──────── Material

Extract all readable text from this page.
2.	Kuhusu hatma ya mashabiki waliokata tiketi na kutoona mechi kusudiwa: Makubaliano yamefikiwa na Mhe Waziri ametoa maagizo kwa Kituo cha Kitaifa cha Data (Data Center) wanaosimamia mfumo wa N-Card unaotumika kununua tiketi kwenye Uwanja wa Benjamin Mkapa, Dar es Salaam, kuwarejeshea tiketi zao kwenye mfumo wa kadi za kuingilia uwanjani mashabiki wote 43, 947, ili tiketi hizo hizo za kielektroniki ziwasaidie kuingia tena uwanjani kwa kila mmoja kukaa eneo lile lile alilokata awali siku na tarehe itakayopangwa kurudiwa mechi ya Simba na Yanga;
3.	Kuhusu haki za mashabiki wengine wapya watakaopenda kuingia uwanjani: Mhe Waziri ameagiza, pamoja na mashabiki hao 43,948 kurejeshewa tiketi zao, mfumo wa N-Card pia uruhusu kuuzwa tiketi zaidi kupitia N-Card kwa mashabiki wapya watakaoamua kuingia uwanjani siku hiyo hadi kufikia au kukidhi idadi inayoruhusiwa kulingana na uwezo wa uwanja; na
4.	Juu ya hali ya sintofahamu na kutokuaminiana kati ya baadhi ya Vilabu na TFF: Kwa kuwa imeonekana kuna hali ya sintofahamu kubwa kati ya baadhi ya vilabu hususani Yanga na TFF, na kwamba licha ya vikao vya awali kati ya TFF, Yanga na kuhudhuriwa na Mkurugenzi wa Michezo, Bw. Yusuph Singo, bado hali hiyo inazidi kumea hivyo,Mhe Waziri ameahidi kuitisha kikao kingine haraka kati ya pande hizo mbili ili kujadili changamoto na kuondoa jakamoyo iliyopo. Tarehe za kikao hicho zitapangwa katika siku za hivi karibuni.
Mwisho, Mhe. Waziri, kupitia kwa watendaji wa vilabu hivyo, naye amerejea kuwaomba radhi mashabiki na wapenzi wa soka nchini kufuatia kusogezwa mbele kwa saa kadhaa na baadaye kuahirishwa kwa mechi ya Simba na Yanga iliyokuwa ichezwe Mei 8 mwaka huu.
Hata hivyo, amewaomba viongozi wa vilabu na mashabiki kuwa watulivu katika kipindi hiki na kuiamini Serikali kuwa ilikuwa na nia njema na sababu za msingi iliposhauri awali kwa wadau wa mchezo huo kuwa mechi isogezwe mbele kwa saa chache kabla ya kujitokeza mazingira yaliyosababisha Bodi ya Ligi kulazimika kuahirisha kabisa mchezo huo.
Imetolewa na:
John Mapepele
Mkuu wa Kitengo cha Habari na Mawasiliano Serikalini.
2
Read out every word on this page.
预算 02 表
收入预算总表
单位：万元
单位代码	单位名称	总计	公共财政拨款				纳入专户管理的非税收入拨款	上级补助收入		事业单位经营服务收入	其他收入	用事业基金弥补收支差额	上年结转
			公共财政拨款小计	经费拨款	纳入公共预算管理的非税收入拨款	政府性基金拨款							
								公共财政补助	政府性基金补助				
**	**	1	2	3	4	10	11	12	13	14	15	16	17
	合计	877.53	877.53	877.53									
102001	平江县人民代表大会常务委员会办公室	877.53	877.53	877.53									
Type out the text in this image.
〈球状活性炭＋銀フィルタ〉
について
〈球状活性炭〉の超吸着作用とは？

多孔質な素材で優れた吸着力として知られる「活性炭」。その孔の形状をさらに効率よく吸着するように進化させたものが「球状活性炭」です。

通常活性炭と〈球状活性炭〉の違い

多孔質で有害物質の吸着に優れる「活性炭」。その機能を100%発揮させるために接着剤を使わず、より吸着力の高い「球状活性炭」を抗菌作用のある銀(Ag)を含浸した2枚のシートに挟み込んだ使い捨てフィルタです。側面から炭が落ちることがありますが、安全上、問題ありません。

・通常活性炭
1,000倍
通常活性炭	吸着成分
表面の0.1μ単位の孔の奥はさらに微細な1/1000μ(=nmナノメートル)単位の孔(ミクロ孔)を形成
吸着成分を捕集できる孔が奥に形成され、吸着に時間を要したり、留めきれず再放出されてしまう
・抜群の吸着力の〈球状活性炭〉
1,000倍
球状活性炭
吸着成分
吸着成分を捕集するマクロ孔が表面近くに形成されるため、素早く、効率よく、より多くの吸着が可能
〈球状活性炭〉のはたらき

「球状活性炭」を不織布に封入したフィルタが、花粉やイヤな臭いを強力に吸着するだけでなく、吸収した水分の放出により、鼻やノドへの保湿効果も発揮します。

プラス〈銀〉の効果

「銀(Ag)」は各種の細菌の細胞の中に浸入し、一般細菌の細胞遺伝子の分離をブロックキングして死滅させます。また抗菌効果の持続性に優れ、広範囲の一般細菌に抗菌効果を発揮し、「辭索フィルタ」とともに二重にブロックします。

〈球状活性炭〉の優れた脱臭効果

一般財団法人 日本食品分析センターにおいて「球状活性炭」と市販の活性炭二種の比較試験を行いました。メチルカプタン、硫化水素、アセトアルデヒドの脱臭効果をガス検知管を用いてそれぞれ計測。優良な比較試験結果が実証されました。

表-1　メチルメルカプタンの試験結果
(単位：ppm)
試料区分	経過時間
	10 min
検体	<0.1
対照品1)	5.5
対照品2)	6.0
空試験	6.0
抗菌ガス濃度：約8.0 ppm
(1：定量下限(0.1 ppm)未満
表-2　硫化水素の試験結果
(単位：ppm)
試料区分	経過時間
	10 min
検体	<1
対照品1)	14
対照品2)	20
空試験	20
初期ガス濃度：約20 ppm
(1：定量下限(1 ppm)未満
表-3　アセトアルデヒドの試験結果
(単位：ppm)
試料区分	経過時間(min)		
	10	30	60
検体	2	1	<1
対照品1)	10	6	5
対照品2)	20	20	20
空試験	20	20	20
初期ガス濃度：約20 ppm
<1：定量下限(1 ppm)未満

────────────────

To do: Copy, from the material, each line that holds the string "text".

Answer below:
Extract all readable text from this page.
Type out the text in this image.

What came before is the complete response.